Kamp Rees
DWANGARBEIDERSKAMP GROIN-REES EN DE SLACHTOFFERHULP
Beknopte achtergrondinformatie
In de maanden
december 1944 t/m maart 1945 was er in de buurtschap Groin bij Rees
(Duitsland) een dwangarbeiderskamp ingericht in een voormalige
dakpannenfabriek.
Rees ligt aan de noordoostoever van de Rijn op zo’n 10 km afstand van de
Nederlands grens. De dichtstbijzijnde Nederlandse plaats is Megchelen;
andere grensplaatsen in de omgeving zijn Gendringen, Dinxperlo,
’s-Heerenberg.
De dwangarbeiders waren opgepakt bij razzia’s in Haarlem/Bloemendaal,
Apeldoorn, Den Haag, Rotterdam, Delft en moesten in de omgeving van Rees
voor de Duitse Wehrmacht voornamelijk loopgraven en tankgrachten graven als
onderdeel van een verdedigingslinie die de geallieerde legers zou moeten
stoppen zo gauw ze de Rijn waren overgestoken.
In de maand december stroomde het kamp vol. Het werd een haast
onbeschrijflijke, mensonterende verschrikking, een van de meest onmenselijke
dwangarbeiderskampen onder het nazi-regiem.
In totaal zo’n
3500 mensen werden in de dakpannenfabriek ondergebracht; de droogloodsen
(met half open wanden) werden hun slaap- en verblijfplaats, op de vochtige
kleibodem met enig stro; eten was er nauwelijks; de arbeiders werden
geslagen, soms tot de dood toe. Toen de droogloodsen overvol raakten, werd
er een soort circustent op het terrein geplaatst als onderdak. En in het
nabijgelegen dorpje Bienen werden nog eens een 400 mannen en jongens
ondergebracht in twee zalen die werden gevorderd; dat onderdak leek iets
beter, maar de behandeling was er net zo onmenselijk.

————————

* **Opdrachten**:
(1) Geef bij elke bewering aan of die klopt met het bronfragment over kamp Groin-Rees: antwoord met ja of nee en citeer de woorden uit het bronfragment die de doorslag geven. (a) Het kamp was ondergebracht in een voormalige dakpannenfabriek. (b) Rees ligt op ongeveer 20 km van de Nederlandse grens. (c) In Bienen werden de mannen en jongens beter behandeld dan in de dakpannenfabriek.
(2) Zet het bronfragment over kamp Groin-Rees voort, aansluitend op de laatste zin.

* **Gegeven informatie**:
————————

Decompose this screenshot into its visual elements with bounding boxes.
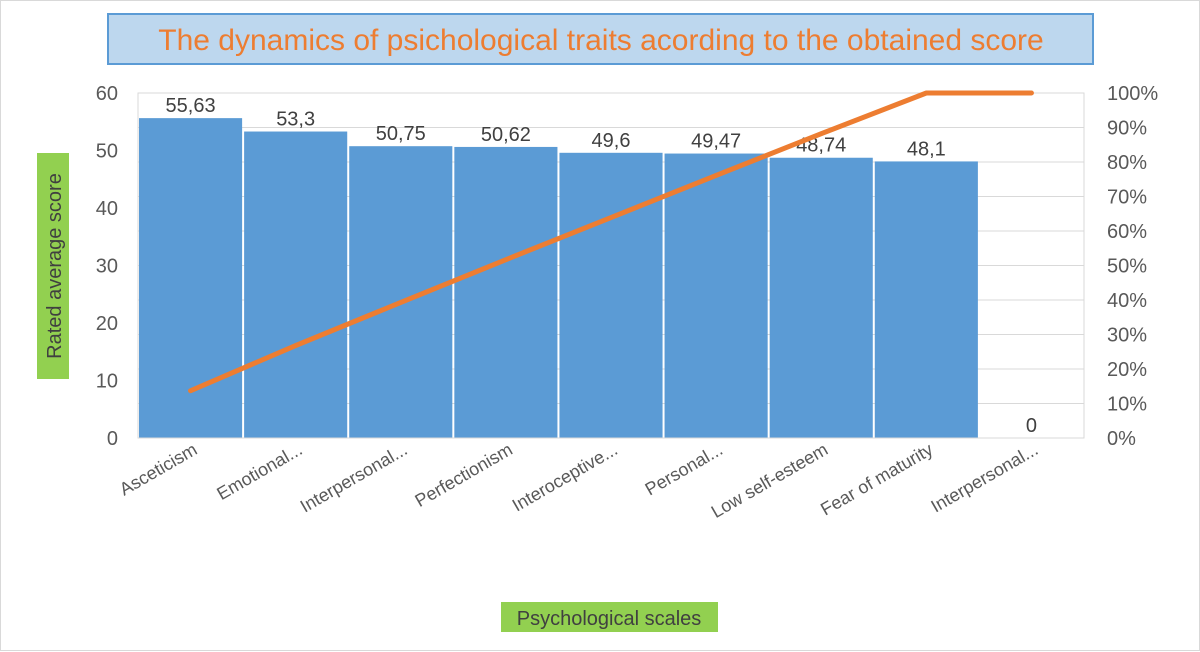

————————

* **Schriftelijke antwoorden**:
(1)
(a) Ja: "een dwangarbeiderskamp ingericht in een voormalige dakpannenfabriek".
(b) Nee: "op zo’n 10 km afstand".
(c) Nee: "de behandeling was er net zo onmenselijk".

(2)
Het zware, voor veel van de arbeiders totaal ongewone werk, de dunne
koolsoep en het weinige brood als eten, het gebrek aan hygiëne en de veel
voorkomende mishandeling maakten het leven haast of helemaal ondraaglijk.
Ziekten als difterie en wonden door slaag of bevriezingen eisten vele
slachtoffers. Bijna 400 mensen vonden de dood in de kleine vier maanden dat
het kamp bestond.
Slachtofferhulp
Vanaf half
december lukte het dwangarbeiders om te ontvluchten naar de dichtstbijzijnde
plaats in Nederland , Megchelen, verschillende keren geholpen door
jongemannen uit deze plaats die van de tragedie hadden gehoord. Omdat de
bewaking het grote aantal niet aankon, kwam er uiteindelijk een hele
vluchtelingenstroom op gang. In Megchelen en omgeving werd onvoorstelbare
hulp geboden; de lagere school werd ingericht als noodhospitaal; tientallen
mensen waren betrokken bij de verpleging en verzorging van de vluchtelingen
van wie sommigen niet meer dan een menselijk wrak waren.
Uiteindelijk werden ze met vervalste persoonsbewijzen verder begeleid. Naar
schatting 1750 mensen zijn in deze maanden in Megchelen en omgeving
opgevangen.
Geen enkele streekgenoot wilde er iets aan geld of goederen voor aannemen,
ook later niet.
In plaatsen als Gendringen en ’s-Heerenberg werden ook noodziekenhuizen
ingericht; dit waren ‘officiële’ ziekenhuizen waar de dwangarbeiders die met
toestemming weg mochten, werden opgevangen. Maar ook hier moest de hulp
grotendeels door de plaatselijke bevolking worden verzorgd.
Trouwens ook door de Duitse burgerbevolking uit Rees en omgeving is waar
mogelijk hulp en voedsel gegeven aan de dwangarbeiders, hoewel het hen
natuurlijk officieel streng verboden was.
Toen eind maart het kamp bevrijd werd, was het al bijna leeg; de laatste
weken waren de Duitsers begonnen met de ontruiming en stelde de bewaking
niet veel meer voor.
HERINNERNINGEN / PUBLICATIES
Direct na de
oorlog schreef een van de dwangarbeiders uit Den Haag, Jan Krist, er een
boek over ‘De hel van Rees’.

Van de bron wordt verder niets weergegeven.